Start of Excerpted records
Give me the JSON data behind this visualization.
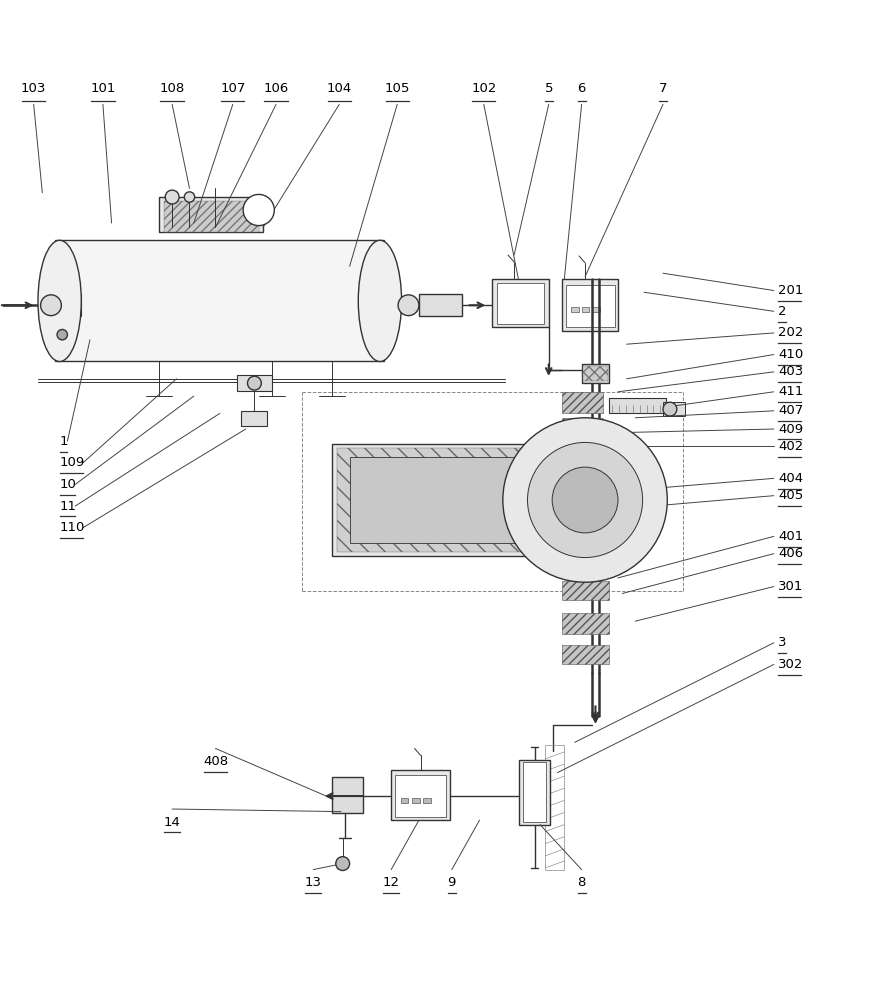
{
  "bg_color": "#ffffff",
  "line_color": "#333333",
  "label_color": "#000000",
  "title": "",
  "figsize": [
    8.69,
    10.0
  ],
  "dpi": 100
}
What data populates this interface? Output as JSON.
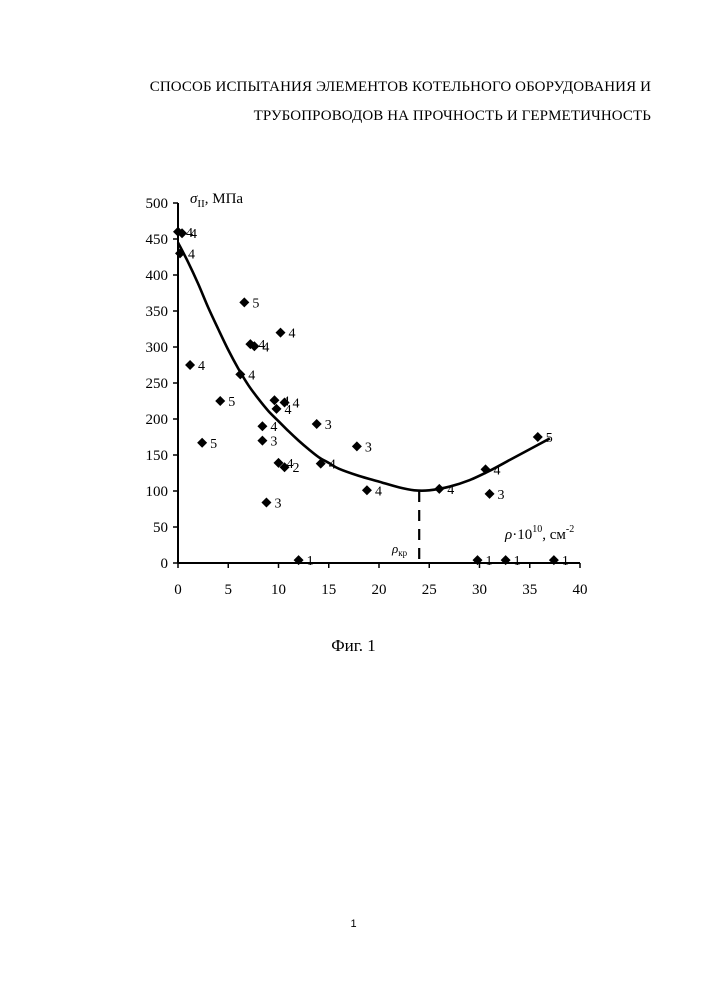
{
  "document": {
    "title_line1": "СПОСОБ ИСПЫТАНИЯ ЭЛЕМЕНТОВ КОТЕЛЬНОГО ОБОРУДОВАНИЯ И",
    "title_line2": "ТРУБОПРОВОДОВ НА ПРОЧНОСТЬ И ГЕРМЕТИЧНОСТЬ",
    "caption": "Фиг. 1",
    "page_number": "1"
  },
  "chart_data": {
    "type": "scatter",
    "title": "",
    "ylabel_symbol": "σ",
    "ylabel_subscript": "II",
    "ylabel_unit": ", МПа",
    "xlabel_symbol": "ρ",
    "xlabel_mult": "·10",
    "xlabel_exp": "10",
    "xlabel_unit": ", см",
    "xlabel_unit_exp": "-2",
    "critical_label": "ρ",
    "critical_label_sub": "кр",
    "critical_x": 24,
    "xlim": [
      0,
      40
    ],
    "ylim": [
      0,
      500
    ],
    "xticks": [
      "0",
      "5",
      "10",
      "15",
      "20",
      "25",
      "30",
      "35",
      "40"
    ],
    "yticks": [
      "0",
      "50",
      "100",
      "150",
      "200",
      "250",
      "300",
      "350",
      "400",
      "450",
      "500"
    ],
    "grid": false,
    "points": [
      {
        "x": 0.0,
        "y": 460,
        "label": "4"
      },
      {
        "x": 0.4,
        "y": 458,
        "label": "4"
      },
      {
        "x": 0.2,
        "y": 430,
        "label": "4"
      },
      {
        "x": 1.2,
        "y": 275,
        "label": "4"
      },
      {
        "x": 2.4,
        "y": 167,
        "label": "5"
      },
      {
        "x": 4.2,
        "y": 225,
        "label": "5"
      },
      {
        "x": 6.2,
        "y": 262,
        "label": "4"
      },
      {
        "x": 6.6,
        "y": 362,
        "label": "5"
      },
      {
        "x": 7.2,
        "y": 304,
        "label": "4"
      },
      {
        "x": 7.6,
        "y": 301,
        "label": "4"
      },
      {
        "x": 8.4,
        "y": 190,
        "label": "4"
      },
      {
        "x": 8.4,
        "y": 170,
        "label": "3"
      },
      {
        "x": 8.8,
        "y": 84,
        "label": "3"
      },
      {
        "x": 9.6,
        "y": 226,
        "label": "4"
      },
      {
        "x": 9.8,
        "y": 214,
        "label": "4"
      },
      {
        "x": 10.0,
        "y": 139,
        "label": "4"
      },
      {
        "x": 10.2,
        "y": 320,
        "label": "4"
      },
      {
        "x": 10.6,
        "y": 223,
        "label": "4"
      },
      {
        "x": 10.6,
        "y": 133,
        "label": "2"
      },
      {
        "x": 12.0,
        "y": 4,
        "label": "1"
      },
      {
        "x": 13.8,
        "y": 193,
        "label": "3"
      },
      {
        "x": 14.2,
        "y": 138,
        "label": "4"
      },
      {
        "x": 17.8,
        "y": 162,
        "label": "3"
      },
      {
        "x": 18.8,
        "y": 101,
        "label": "4"
      },
      {
        "x": 26.0,
        "y": 103,
        "label": "4"
      },
      {
        "x": 29.8,
        "y": 4,
        "label": "1"
      },
      {
        "x": 30.6,
        "y": 130,
        "label": "4"
      },
      {
        "x": 31.0,
        "y": 96,
        "label": "3"
      },
      {
        "x": 32.6,
        "y": 4,
        "label": "1"
      },
      {
        "x": 35.8,
        "y": 175,
        "label": "5"
      },
      {
        "x": 37.4,
        "y": 4,
        "label": "1"
      }
    ],
    "trend": {
      "x": [
        0.0,
        1.0,
        2.0,
        3.0,
        4.0,
        5.0,
        6.0,
        7.0,
        8.0,
        9.0,
        10.0,
        11.0,
        12.0,
        13.0,
        14.0,
        15.0,
        16.0,
        18.0,
        20.0,
        22.0,
        23.5,
        25.0,
        27.0,
        29.0,
        31.0,
        33.0,
        35.0,
        37.0
      ],
      "y": [
        445,
        418,
        388,
        355,
        325,
        296,
        270,
        247,
        228,
        211,
        197,
        183,
        170,
        158,
        147,
        139,
        131,
        121,
        113,
        105,
        101,
        101,
        106,
        115,
        128,
        143,
        158,
        173
      ]
    },
    "series_style": {
      "marker_color": "#000000",
      "line_color": "#000000"
    }
  }
}
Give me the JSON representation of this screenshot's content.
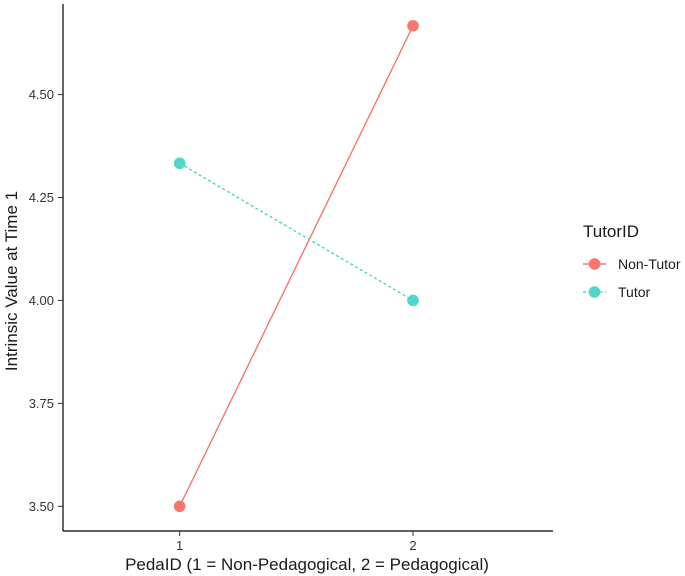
{
  "chart_data": {
    "type": "line",
    "xlabel": "PedaID (1 = Non-Pedagogical, 2 = Pedagogical)",
    "ylabel": "Intrinsic Value at Time 1",
    "x": [
      1,
      2
    ],
    "x_tick_labels": [
      "1",
      "2"
    ],
    "xlim": [
      0.5,
      2.6
    ],
    "y_ticks": [
      3.5,
      3.75,
      4.0,
      4.25,
      4.5
    ],
    "y_tick_labels": [
      "3.50",
      "3.75",
      "4.00",
      "4.25",
      "4.50"
    ],
    "ylim": [
      3.44,
      4.72
    ],
    "grid": false,
    "legend": {
      "title": "TutorID",
      "position": "right"
    },
    "series": [
      {
        "name": "Non-Tutor",
        "values": [
          3.5,
          4.667
        ],
        "color": "#f8766d",
        "line_style": "solid"
      },
      {
        "name": "Tutor",
        "values": [
          4.333,
          4.0
        ],
        "color": "#4fd5c9",
        "line_style": "dashed"
      }
    ]
  }
}
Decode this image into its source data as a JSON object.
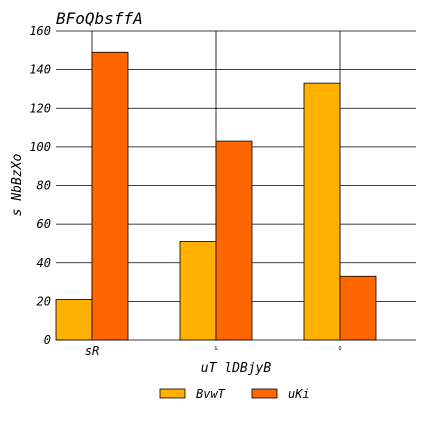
{
  "chart_data": {
    "type": "bar",
    "title": "BFoQbsffA",
    "xlabel": "uT lDBjyB",
    "ylabel": "s NbBzXo",
    "categories": [
      "sR",
      "G",
      "Q"
    ],
    "series": [
      {
        "name": "BvwT",
        "values": [
          21,
          51,
          133
        ],
        "color": "#ffb000"
      },
      {
        "name": "uKi",
        "values": [
          149,
          103,
          33
        ],
        "color": "#ff6600"
      }
    ],
    "ylim": [
      0,
      160
    ],
    "yticks": [
      0,
      20,
      40,
      60,
      80,
      100,
      120,
      140,
      160
    ],
    "grid": true,
    "legend_position": "bottom"
  }
}
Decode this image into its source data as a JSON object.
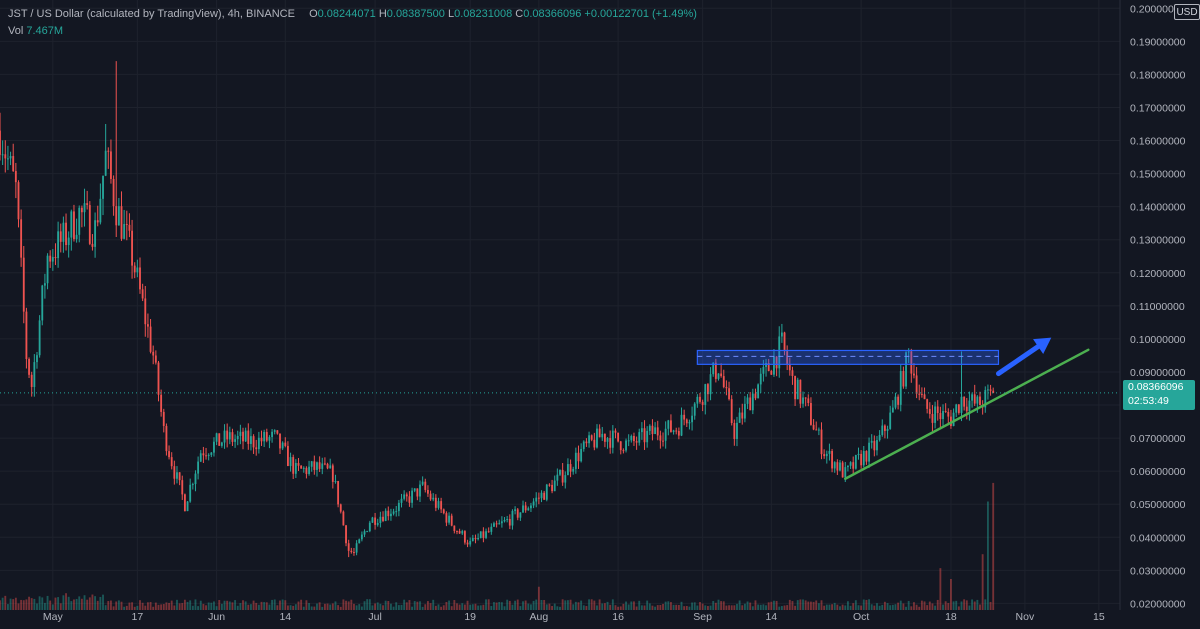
{
  "header": {
    "symbol": "JST / US Dollar (calculated by TradingView), 4h, BINANCE",
    "open_label": "O",
    "open": "0.08244071",
    "high_label": "H",
    "high": "0.08387500",
    "low_label": "L",
    "low": "0.08231008",
    "close_label": "C",
    "close": "0.08366096",
    "change": "+0.00122701 (+1.49%)",
    "vol_label": "Vol",
    "vol": "7.467M"
  },
  "currency": "USD",
  "last_price": {
    "price": "0.08366096",
    "countdown": "02:53:49"
  },
  "colors": {
    "background": "#131722",
    "grid": "#1e222d",
    "up": "#26a69a",
    "down": "#ef5350",
    "axis_text": "#b2b5be",
    "zone": "#2962ff",
    "trendline": "#4caf50",
    "arrow": "#2962ff"
  },
  "chart_data": {
    "type": "candlestick",
    "ylim": [
      0.018,
      0.2025
    ],
    "yticks": [
      "0.20000000",
      "0.19000000",
      "0.18000000",
      "0.17000000",
      "0.16000000",
      "0.15000000",
      "0.14000000",
      "0.13000000",
      "0.12000000",
      "0.11000000",
      "0.10000000",
      "0.09000000",
      "0.08000000",
      "0.07000000",
      "0.06000000",
      "0.05000000",
      "0.04000000",
      "0.03000000",
      "0.02000000"
    ],
    "xticks": [
      {
        "label": "May",
        "date": "2021-05-01"
      },
      {
        "label": "17",
        "date": "2021-05-17"
      },
      {
        "label": "Jun",
        "date": "2021-06-01"
      },
      {
        "label": "14",
        "date": "2021-06-14"
      },
      {
        "label": "Jul",
        "date": "2021-07-01"
      },
      {
        "label": "19",
        "date": "2021-07-19"
      },
      {
        "label": "Aug",
        "date": "2021-08-01"
      },
      {
        "label": "16",
        "date": "2021-08-16"
      },
      {
        "label": "Sep",
        "date": "2021-09-01"
      },
      {
        "label": "14",
        "date": "2021-09-14"
      },
      {
        "label": "Oct",
        "date": "2021-10-01"
      },
      {
        "label": "18",
        "date": "2021-10-18"
      },
      {
        "label": "Nov",
        "date": "2021-11-01"
      },
      {
        "label": "15",
        "date": "2021-11-15"
      }
    ],
    "xlim": [
      "2021-04-21",
      "2021-11-19"
    ],
    "price_path": [
      [
        "2021-04-21",
        0.163
      ],
      [
        "2021-04-24",
        0.145
      ],
      [
        "2021-04-26",
        0.095
      ],
      [
        "2021-04-27",
        0.086
      ],
      [
        "2021-04-30",
        0.125
      ],
      [
        "2021-05-03",
        0.13
      ],
      [
        "2021-05-06",
        0.138
      ],
      [
        "2021-05-09",
        0.133
      ],
      [
        "2021-05-11",
        0.155
      ],
      [
        "2021-05-13",
        0.14
      ],
      [
        "2021-05-16",
        0.125
      ],
      [
        "2021-05-18",
        0.11
      ],
      [
        "2021-05-20",
        0.095
      ],
      [
        "2021-05-22",
        0.072
      ],
      [
        "2021-05-24",
        0.06
      ],
      [
        "2021-05-26",
        0.05
      ],
      [
        "2021-05-29",
        0.066
      ],
      [
        "2021-06-03",
        0.07
      ],
      [
        "2021-06-08",
        0.069
      ],
      [
        "2021-06-12",
        0.07
      ],
      [
        "2021-06-16",
        0.06
      ],
      [
        "2021-06-20",
        0.061
      ],
      [
        "2021-06-23",
        0.059
      ],
      [
        "2021-06-26",
        0.036
      ],
      [
        "2021-06-27",
        0.035
      ],
      [
        "2021-06-30",
        0.045
      ],
      [
        "2021-07-05",
        0.049
      ],
      [
        "2021-07-10",
        0.055
      ],
      [
        "2021-07-15",
        0.045
      ],
      [
        "2021-07-19",
        0.038
      ],
      [
        "2021-07-23",
        0.042
      ],
      [
        "2021-07-27",
        0.046
      ],
      [
        "2021-08-01",
        0.052
      ],
      [
        "2021-08-05",
        0.058
      ],
      [
        "2021-08-09",
        0.066
      ],
      [
        "2021-08-13",
        0.071
      ],
      [
        "2021-08-18",
        0.068
      ],
      [
        "2021-08-23",
        0.072
      ],
      [
        "2021-08-27",
        0.073
      ],
      [
        "2021-08-31",
        0.081
      ],
      [
        "2021-09-04",
        0.092
      ],
      [
        "2021-09-07",
        0.072
      ],
      [
        "2021-09-10",
        0.082
      ],
      [
        "2021-09-13",
        0.09
      ],
      [
        "2021-09-16",
        0.098
      ],
      [
        "2021-09-18",
        0.087
      ],
      [
        "2021-09-21",
        0.078
      ],
      [
        "2021-09-24",
        0.066
      ],
      [
        "2021-09-28",
        0.059
      ],
      [
        "2021-10-01",
        0.064
      ],
      [
        "2021-10-04",
        0.068
      ],
      [
        "2021-10-07",
        0.078
      ],
      [
        "2021-10-10",
        0.095
      ],
      [
        "2021-10-13",
        0.079
      ],
      [
        "2021-10-16",
        0.077
      ],
      [
        "2021-10-18",
        0.076
      ],
      [
        "2021-10-20",
        0.082
      ],
      [
        "2021-10-23",
        0.08
      ],
      [
        "2021-10-26",
        0.0837
      ]
    ],
    "spikes": [
      {
        "date": "2021-05-13",
        "high": 0.184
      },
      {
        "date": "2021-05-11",
        "high": 0.165
      },
      {
        "date": "2021-05-26",
        "low": 0.049
      },
      {
        "date": "2021-06-26",
        "low": 0.034
      },
      {
        "date": "2021-09-16",
        "high": 0.1012
      },
      {
        "date": "2021-10-10",
        "high": 0.0965
      },
      {
        "date": "2021-10-20",
        "high": 0.0962
      },
      {
        "date": "2021-09-07",
        "low": 0.068
      }
    ],
    "volume_spikes": [
      {
        "date": "2021-10-25",
        "share": 0.7
      },
      {
        "date": "2021-10-26",
        "share": 0.82
      },
      {
        "date": "2021-10-24",
        "share": 0.36
      },
      {
        "date": "2021-10-16",
        "share": 0.27
      },
      {
        "date": "2021-10-18",
        "share": 0.2
      },
      {
        "date": "2021-08-01",
        "share": 0.15
      }
    ],
    "resistance_zone": {
      "from": "2021-08-31",
      "to": "2021-10-27",
      "low": 0.0923,
      "high": 0.0965,
      "mid": 0.0947
    },
    "trendline": {
      "from": [
        "2021-09-28",
        0.0577
      ],
      "to": [
        "2021-11-13",
        0.0967
      ]
    },
    "arrow": {
      "from": [
        "2021-10-27",
        0.0895
      ],
      "to": [
        "2021-11-06",
        0.1004
      ]
    },
    "last_price": 0.08366096
  }
}
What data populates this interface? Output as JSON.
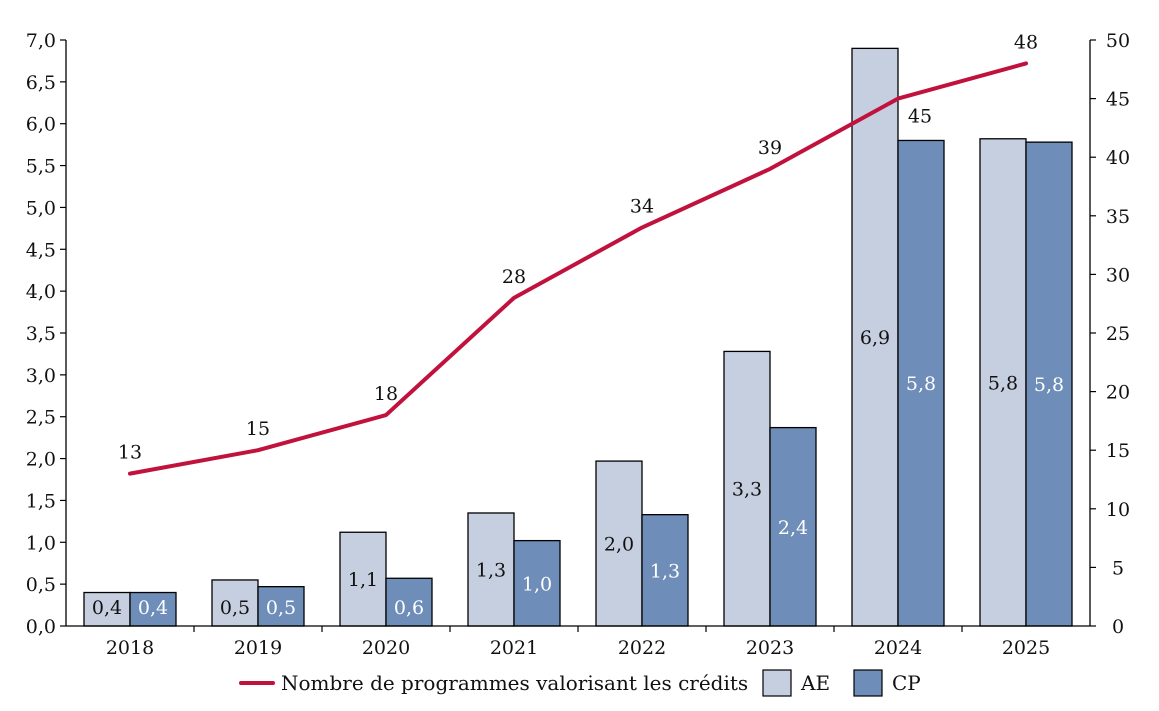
End of Excerpted records
● Work to do:
Report the number of lines in the listing where the string "type" appears, and nothing besides.

● Solved exercise:
4